WHAT THE EXERCISE ASKS: Pictures aside, write out every record exactly as it appears.

DATA SUPPLIED:
□ □ □

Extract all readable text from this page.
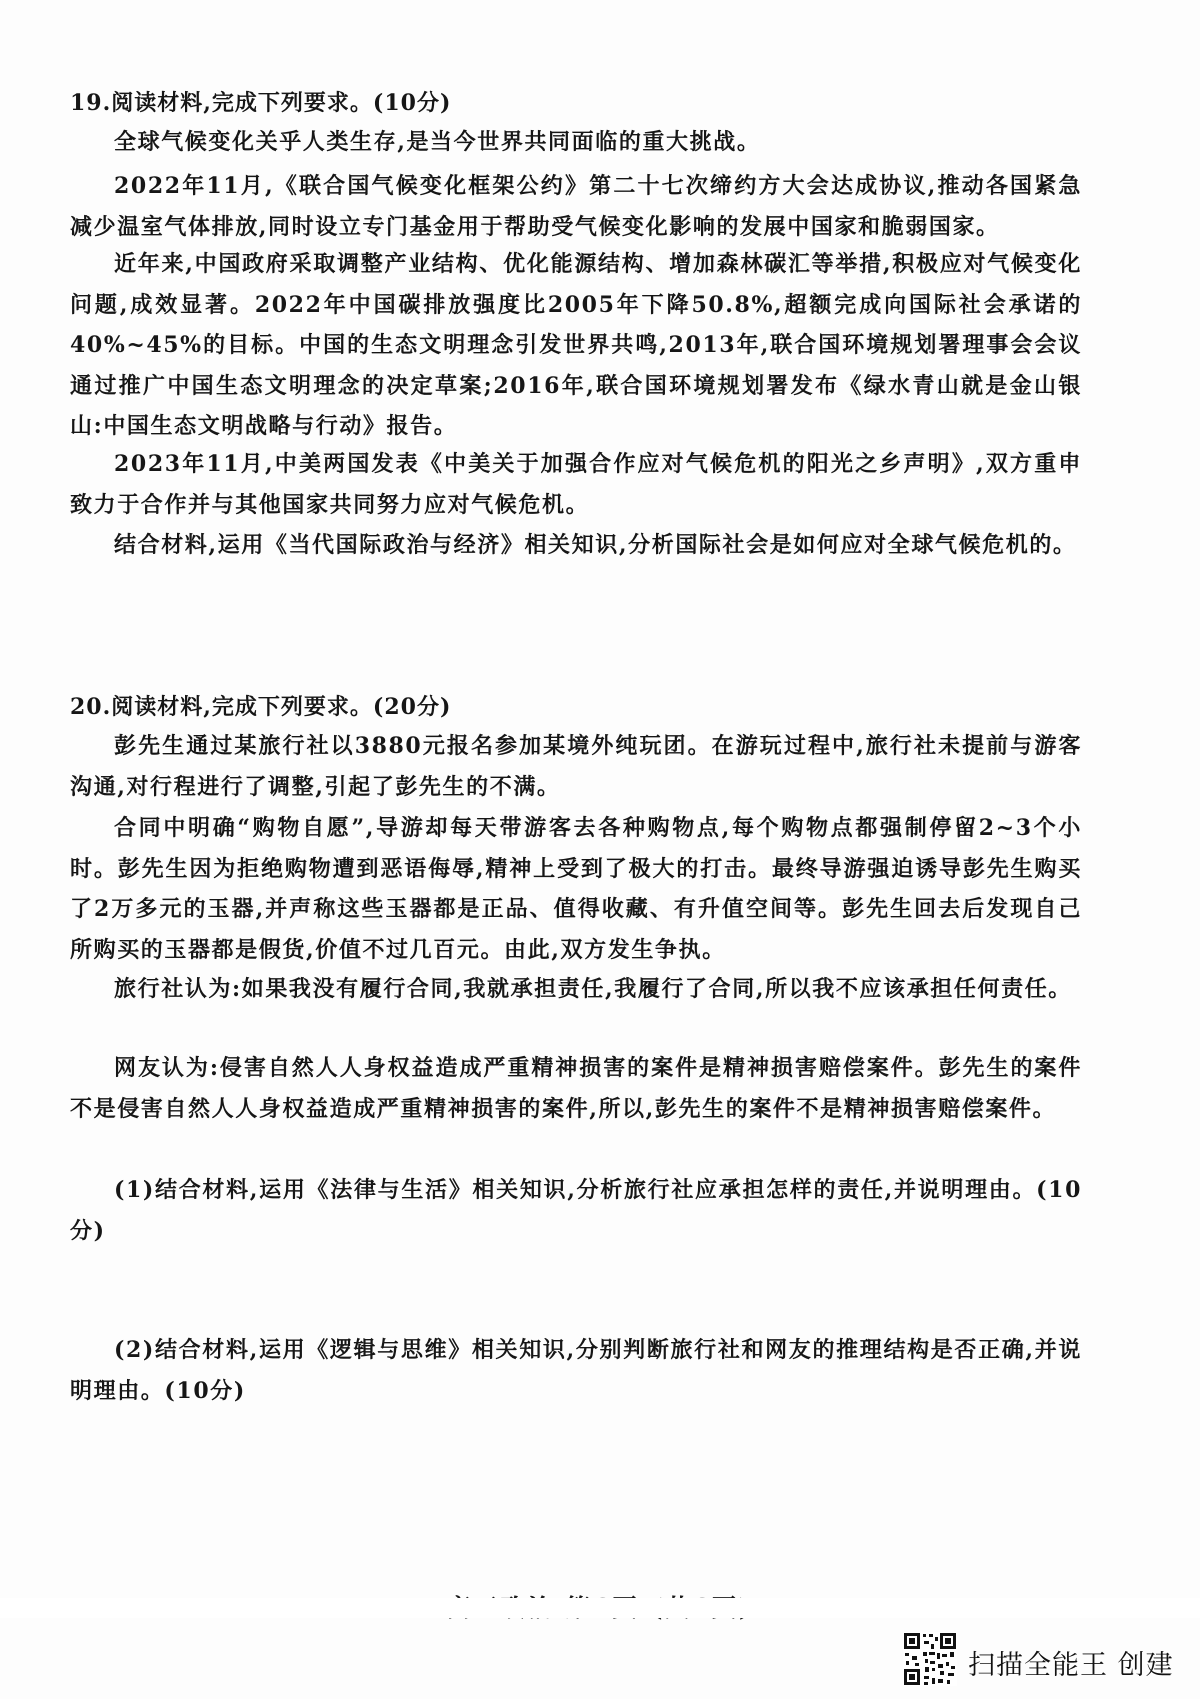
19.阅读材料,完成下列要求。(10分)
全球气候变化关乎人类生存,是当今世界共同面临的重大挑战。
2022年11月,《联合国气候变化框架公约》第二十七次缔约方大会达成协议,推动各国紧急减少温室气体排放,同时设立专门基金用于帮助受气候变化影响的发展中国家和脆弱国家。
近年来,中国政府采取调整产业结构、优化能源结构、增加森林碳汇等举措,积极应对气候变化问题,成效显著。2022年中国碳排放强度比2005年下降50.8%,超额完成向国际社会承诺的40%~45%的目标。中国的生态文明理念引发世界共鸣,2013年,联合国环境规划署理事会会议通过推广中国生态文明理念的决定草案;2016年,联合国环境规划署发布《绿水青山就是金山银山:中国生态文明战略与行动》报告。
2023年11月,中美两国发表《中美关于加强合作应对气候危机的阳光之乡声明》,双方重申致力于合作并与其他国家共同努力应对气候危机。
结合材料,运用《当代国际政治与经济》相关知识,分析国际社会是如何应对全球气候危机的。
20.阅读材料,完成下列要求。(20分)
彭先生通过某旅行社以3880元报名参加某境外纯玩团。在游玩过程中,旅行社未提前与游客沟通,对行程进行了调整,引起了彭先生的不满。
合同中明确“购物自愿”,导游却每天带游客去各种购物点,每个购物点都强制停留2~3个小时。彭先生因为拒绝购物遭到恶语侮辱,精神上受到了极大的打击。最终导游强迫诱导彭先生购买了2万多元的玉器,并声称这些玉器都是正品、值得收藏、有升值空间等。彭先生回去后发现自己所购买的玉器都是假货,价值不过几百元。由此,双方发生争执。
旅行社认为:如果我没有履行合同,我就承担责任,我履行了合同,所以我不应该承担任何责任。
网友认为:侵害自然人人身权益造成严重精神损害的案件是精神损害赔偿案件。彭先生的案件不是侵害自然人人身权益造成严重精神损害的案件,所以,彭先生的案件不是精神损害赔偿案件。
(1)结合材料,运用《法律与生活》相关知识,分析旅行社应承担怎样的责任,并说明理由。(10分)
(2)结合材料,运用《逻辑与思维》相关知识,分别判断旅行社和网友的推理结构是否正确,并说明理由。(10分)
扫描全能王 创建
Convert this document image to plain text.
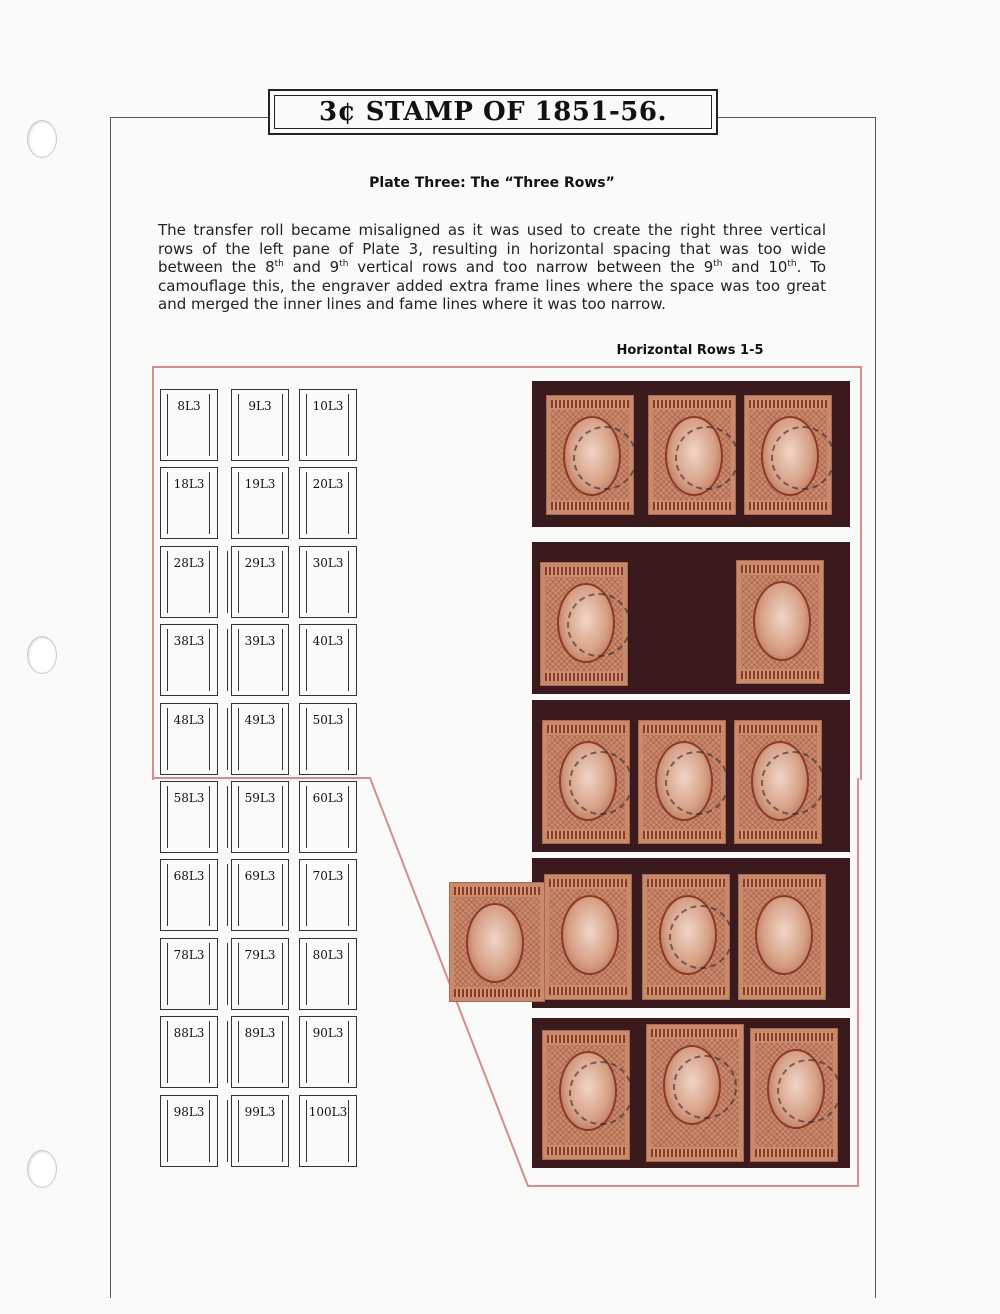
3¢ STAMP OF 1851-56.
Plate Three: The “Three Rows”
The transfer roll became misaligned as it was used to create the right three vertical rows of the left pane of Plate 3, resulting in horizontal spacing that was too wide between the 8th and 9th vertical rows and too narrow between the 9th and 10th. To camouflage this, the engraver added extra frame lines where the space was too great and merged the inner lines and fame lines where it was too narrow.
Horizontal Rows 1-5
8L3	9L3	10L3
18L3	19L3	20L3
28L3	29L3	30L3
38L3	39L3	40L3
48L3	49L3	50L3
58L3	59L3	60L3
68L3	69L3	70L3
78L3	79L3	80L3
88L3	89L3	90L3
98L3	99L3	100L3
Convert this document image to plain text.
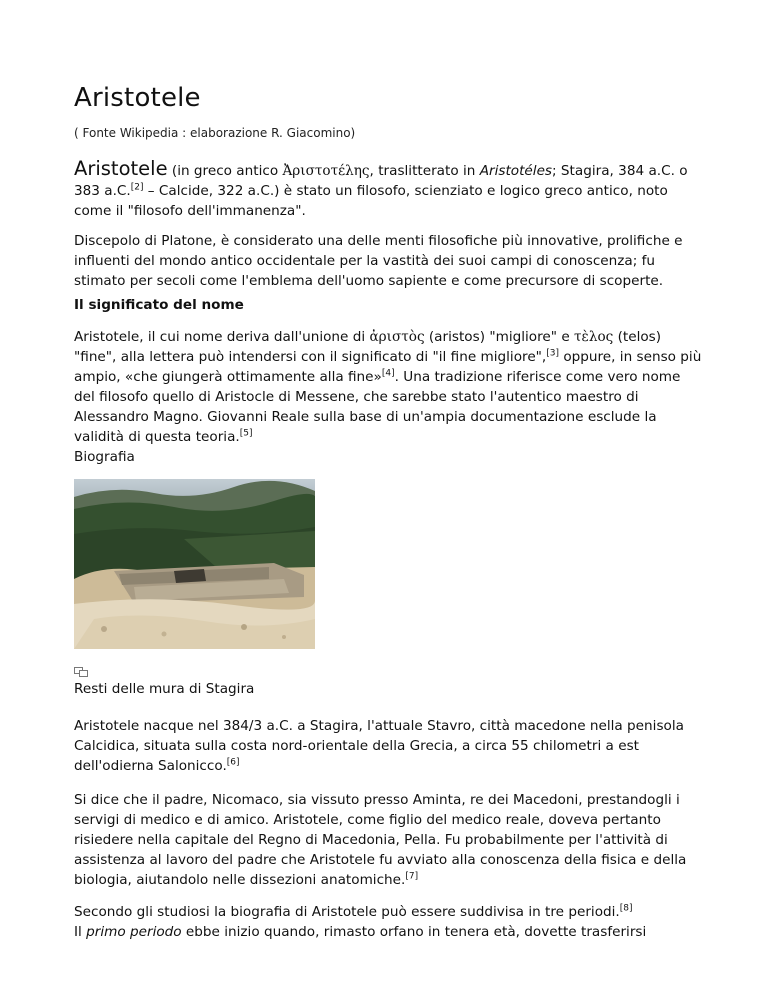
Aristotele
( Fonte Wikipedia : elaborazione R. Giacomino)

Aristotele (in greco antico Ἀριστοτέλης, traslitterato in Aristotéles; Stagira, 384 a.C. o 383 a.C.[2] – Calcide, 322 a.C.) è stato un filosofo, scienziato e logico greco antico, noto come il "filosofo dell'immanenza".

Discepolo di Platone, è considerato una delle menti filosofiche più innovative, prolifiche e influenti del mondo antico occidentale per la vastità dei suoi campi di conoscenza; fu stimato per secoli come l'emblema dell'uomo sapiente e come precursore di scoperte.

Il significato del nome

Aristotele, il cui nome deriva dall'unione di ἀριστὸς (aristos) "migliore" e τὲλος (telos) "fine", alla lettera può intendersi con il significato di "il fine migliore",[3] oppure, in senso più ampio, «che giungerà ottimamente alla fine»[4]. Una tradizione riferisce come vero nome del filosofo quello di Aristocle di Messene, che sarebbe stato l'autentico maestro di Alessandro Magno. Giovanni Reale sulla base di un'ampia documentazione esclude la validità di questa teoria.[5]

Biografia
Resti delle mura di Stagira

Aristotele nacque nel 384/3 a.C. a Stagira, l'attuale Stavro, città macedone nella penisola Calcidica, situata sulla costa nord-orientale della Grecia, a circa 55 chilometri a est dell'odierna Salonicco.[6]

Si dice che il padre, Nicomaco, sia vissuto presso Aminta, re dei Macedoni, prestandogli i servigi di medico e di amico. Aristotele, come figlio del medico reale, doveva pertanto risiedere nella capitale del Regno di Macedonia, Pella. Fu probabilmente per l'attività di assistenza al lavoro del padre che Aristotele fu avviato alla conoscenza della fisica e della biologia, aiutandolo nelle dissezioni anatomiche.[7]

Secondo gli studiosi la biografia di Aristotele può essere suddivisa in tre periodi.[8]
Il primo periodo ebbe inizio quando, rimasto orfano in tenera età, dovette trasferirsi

□ □ □

TASK SOLUTION:
Extract all readable text from this page.
19.阅读材料,完成下列要求。(10分)
全球气候变化关乎人类生存,是当今世界共同面临的重大挑战。
2022年11月,《联合国气候变化框架公约》第二十七次缔约方大会达成协议,推动各国紧急减少温室气体排放,同时设立专门基金用于帮助受气候变化影响的发展中国家和脆弱国家。
近年来,中国政府采取调整产业结构、优化能源结构、增加森林碳汇等举措,积极应对气候变化问题,成效显著。2022年中国碳排放强度比2005年下降50.8%,超额完成向国际社会承诺的40%~45%的目标。中国的生态文明理念引发世界共鸣,2013年,联合国环境规划署理事会会议通过推广中国生态文明理念的决定草案;2016年,联合国环境规划署发布《绿水青山就是金山银山:中国生态文明战略与行动》报告。
2023年11月,中美两国发表《中美关于加强合作应对气候危机的阳光之乡声明》,双方重申致力于合作并与其他国家共同努力应对气候危机。
结合材料,运用《当代国际政治与经济》相关知识,分析国际社会是如何应对全球气候危机的。
20.阅读材料,完成下列要求。(20分)
彭先生通过某旅行社以3880元报名参加某境外纯玩团。在游玩过程中,旅行社未提前与游客沟通,对行程进行了调整,引起了彭先生的不满。
合同中明确“购物自愿”,导游却每天带游客去各种购物点,每个购物点都强制停留2~3个小时。彭先生因为拒绝购物遭到恶语侮辱,精神上受到了极大的打击。最终导游强迫诱导彭先生购买了2万多元的玉器,并声称这些玉器都是正品、值得收藏、有升值空间等。彭先生回去后发现自己所购买的玉器都是假货,价值不过几百元。由此,双方发生争执。
旅行社认为:如果我没有履行合同,我就承担责任,我履行了合同,所以我不应该承担任何责任。
网友认为:侵害自然人人身权益造成严重精神损害的案件是精神损害赔偿案件。彭先生的案件不是侵害自然人人身权益造成严重精神损害的案件,所以,彭先生的案件不是精神损害赔偿案件。
(1)结合材料,运用《法律与生活》相关知识,分析旅行社应承担怎样的责任,并说明理由。(10分)
(2)结合材料,运用《逻辑与思维》相关知识,分别判断旅行社和网友的推理结构是否正确,并说明理由。(10分)
扫描全能王 创建
Convert this document image to plain text.
3¢ STAMP OF 1851-56.
Plate Three: The “Three Rows”
The transfer roll became misaligned as it was used to create the right three vertical rows of the left pane of Plate 3, resulting in horizontal spacing that was too wide between the 8th and 9th vertical rows and too narrow between the 9th and 10th. To camouflage this, the engraver added extra frame lines where the space was too great and merged the inner lines and fame lines where it was too narrow.
Horizontal Rows 1-5
8L3	9L3	10L3
18L3	19L3	20L3
28L3	29L3	30L3
38L3	39L3	40L3
48L3	49L3	50L3
58L3	59L3	60L3
68L3	69L3	70L3
78L3	79L3	80L3
88L3	89L3	90L3
98L3	99L3	100L3
Convert this document image to plain text.
Aristotele
( Fonte Wikipedia : elaborazione R. Giacomino)

Aristotele (in greco antico Ἀριστοτέλης, traslitterato in Aristotéles; Stagira, 384 a.C. o 383 a.C.[2] – Calcide, 322 a.C.) è stato un filosofo, scienziato e logico greco antico, noto come il "filosofo dell'immanenza".

Discepolo di Platone, è considerato una delle menti filosofiche più innovative, prolifiche e influenti del mondo antico occidentale per la vastità dei suoi campi di conoscenza; fu stimato per secoli come l'emblema dell'uomo sapiente e come precursore di scoperte.

Il significato del nome

Aristotele, il cui nome deriva dall'unione di ἀριστὸς (aristos) "migliore" e τὲλος (telos) "fine", alla lettera può intendersi con il significato di "il fine migliore",[3] oppure, in senso più ampio, «che giungerà ottimamente alla fine»[4]. Una tradizione riferisce come vero nome del filosofo quello di Aristocle di Messene, che sarebbe stato l'autentico maestro di Alessandro Magno. Giovanni Reale sulla base di un'ampia documentazione esclude la validità di questa teoria.[5]

Biografia
Resti delle mura di Stagira

Aristotele nacque nel 384/3 a.C. a Stagira, l'attuale Stavro, città macedone nella penisola Calcidica, situata sulla costa nord-orientale della Grecia, a circa 55 chilometri a est dell'odierna Salonicco.[6]

Si dice che il padre, Nicomaco, sia vissuto presso Aminta, re dei Macedoni, prestandogli i servigi di medico e di amico. Aristotele, come figlio del medico reale, doveva pertanto risiedere nella capitale del Regno di Macedonia, Pella. Fu probabilmente per l'attività di assistenza al lavoro del padre che Aristotele fu avviato alla conoscenza della fisica e della biologia, aiutandolo nelle dissezioni anatomiche.[7]

Secondo gli studiosi la biografia di Aristotele può essere suddivisa in tre periodi.[8]
Il primo periodo ebbe inizio quando, rimasto orfano in tenera età, dovette trasferirsi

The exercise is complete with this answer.